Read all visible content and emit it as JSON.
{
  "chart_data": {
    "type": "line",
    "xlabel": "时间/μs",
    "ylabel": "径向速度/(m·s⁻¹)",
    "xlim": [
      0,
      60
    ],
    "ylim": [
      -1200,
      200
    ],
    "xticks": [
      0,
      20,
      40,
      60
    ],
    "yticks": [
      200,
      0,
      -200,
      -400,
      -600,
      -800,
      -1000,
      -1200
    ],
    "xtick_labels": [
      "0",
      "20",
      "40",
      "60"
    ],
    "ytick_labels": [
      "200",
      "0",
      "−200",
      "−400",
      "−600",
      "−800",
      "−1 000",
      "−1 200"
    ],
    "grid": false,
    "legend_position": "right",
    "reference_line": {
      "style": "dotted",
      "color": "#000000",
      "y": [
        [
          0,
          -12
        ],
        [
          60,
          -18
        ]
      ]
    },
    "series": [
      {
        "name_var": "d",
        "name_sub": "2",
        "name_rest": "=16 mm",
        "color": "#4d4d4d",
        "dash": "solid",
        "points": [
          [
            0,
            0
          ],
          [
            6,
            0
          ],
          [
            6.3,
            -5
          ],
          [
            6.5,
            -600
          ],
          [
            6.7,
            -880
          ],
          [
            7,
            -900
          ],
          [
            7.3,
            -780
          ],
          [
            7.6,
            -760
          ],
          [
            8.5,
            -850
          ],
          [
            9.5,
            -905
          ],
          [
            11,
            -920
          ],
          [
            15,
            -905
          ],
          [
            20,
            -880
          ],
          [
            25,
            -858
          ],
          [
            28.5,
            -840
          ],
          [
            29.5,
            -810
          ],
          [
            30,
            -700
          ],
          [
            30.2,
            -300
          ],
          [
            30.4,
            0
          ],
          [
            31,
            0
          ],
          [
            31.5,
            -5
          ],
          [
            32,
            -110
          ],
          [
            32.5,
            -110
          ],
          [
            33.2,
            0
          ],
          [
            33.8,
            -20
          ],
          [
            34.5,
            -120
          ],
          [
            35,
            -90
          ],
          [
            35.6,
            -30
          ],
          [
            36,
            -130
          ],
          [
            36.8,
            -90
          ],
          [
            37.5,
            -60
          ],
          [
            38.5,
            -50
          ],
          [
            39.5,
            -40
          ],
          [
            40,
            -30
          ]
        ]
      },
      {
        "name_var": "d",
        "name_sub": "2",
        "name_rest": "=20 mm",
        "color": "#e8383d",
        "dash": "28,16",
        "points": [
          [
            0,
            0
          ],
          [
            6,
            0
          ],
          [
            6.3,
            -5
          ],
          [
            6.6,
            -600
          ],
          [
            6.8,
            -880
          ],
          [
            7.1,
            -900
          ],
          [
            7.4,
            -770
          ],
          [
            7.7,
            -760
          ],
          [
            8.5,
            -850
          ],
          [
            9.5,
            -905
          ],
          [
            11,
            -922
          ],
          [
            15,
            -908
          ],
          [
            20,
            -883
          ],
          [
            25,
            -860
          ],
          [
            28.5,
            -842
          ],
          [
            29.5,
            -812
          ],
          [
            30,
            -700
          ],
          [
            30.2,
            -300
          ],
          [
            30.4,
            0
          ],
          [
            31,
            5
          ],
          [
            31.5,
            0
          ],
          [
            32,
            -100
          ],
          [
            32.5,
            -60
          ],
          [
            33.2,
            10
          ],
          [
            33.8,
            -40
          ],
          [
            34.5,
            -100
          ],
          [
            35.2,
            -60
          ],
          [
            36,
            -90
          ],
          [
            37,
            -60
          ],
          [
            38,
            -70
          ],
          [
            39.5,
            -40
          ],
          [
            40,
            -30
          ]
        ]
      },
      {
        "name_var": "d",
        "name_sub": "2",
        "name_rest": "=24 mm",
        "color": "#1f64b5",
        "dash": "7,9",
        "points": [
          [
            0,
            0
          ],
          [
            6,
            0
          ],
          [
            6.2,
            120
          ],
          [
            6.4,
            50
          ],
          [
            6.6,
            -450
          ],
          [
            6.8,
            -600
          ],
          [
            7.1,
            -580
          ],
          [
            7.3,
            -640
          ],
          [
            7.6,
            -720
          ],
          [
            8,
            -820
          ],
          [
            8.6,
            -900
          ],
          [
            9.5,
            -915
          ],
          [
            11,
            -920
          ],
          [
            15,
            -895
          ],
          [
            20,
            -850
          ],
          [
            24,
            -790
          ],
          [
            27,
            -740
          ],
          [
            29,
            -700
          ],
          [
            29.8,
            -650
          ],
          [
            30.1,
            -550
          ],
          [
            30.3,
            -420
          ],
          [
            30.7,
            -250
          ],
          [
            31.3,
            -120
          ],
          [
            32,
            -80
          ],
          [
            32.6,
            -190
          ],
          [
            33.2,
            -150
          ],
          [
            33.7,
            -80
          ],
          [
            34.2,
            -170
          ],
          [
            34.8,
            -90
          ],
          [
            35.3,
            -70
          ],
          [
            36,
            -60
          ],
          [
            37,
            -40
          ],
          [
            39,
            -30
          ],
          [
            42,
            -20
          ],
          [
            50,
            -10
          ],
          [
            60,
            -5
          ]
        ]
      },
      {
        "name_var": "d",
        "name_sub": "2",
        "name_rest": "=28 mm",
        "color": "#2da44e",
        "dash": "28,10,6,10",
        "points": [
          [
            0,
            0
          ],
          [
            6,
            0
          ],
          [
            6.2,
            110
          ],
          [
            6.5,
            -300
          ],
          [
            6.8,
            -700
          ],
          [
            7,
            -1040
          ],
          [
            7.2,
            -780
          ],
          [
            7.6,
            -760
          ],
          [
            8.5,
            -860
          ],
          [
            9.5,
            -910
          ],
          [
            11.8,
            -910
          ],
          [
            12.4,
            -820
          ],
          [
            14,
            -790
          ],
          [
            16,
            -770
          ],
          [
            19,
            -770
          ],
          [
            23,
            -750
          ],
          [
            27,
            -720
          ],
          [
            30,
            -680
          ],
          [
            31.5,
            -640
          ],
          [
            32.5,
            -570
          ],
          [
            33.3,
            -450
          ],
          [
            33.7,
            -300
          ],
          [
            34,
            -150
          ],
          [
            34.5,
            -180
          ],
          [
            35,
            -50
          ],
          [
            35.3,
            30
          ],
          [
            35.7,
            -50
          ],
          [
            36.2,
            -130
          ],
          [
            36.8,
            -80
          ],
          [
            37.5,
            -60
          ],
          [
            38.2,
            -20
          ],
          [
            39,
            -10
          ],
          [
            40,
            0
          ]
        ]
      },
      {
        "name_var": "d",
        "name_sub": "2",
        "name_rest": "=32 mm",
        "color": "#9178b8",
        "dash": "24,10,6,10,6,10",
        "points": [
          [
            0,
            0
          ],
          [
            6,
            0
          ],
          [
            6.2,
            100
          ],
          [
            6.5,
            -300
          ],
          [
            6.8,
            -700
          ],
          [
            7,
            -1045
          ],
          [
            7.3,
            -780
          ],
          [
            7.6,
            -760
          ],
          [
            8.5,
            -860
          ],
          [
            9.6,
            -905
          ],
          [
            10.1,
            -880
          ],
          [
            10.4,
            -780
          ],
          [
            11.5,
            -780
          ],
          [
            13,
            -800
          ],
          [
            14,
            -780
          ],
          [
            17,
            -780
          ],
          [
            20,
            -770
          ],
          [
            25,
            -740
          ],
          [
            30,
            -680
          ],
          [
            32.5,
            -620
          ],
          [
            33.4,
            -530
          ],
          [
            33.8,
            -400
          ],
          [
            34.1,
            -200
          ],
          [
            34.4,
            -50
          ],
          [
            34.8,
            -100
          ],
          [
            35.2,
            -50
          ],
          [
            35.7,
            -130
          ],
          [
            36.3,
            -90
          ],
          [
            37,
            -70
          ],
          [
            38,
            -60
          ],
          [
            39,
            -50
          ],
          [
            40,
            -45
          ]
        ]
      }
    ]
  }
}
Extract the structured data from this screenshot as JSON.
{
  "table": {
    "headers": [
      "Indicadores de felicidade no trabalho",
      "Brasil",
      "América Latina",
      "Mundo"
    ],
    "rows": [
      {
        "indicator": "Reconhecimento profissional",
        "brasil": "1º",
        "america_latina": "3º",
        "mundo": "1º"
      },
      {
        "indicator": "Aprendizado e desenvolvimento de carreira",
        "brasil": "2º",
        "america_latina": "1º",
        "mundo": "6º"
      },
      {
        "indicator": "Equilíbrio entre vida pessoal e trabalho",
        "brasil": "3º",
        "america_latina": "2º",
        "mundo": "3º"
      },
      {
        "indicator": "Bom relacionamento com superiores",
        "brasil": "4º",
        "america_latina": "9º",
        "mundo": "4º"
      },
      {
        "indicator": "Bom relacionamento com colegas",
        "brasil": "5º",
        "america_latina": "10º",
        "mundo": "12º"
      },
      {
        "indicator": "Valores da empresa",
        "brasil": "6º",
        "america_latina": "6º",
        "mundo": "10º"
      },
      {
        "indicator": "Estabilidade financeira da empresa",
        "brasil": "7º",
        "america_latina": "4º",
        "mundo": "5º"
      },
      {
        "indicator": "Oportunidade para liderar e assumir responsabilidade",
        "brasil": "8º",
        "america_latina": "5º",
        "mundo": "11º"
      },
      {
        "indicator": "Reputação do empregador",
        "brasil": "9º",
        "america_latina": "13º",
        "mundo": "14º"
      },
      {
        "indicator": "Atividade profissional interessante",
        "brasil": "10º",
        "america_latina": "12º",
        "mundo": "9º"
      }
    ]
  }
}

==================================================

## What is required
Go through the listing above and return every line where the word "relacionamento" occurs.

## Answer to the task
        "indicator": "Bom relacionamento com superiores",
        "indicator": "Bom relacionamento com colegas",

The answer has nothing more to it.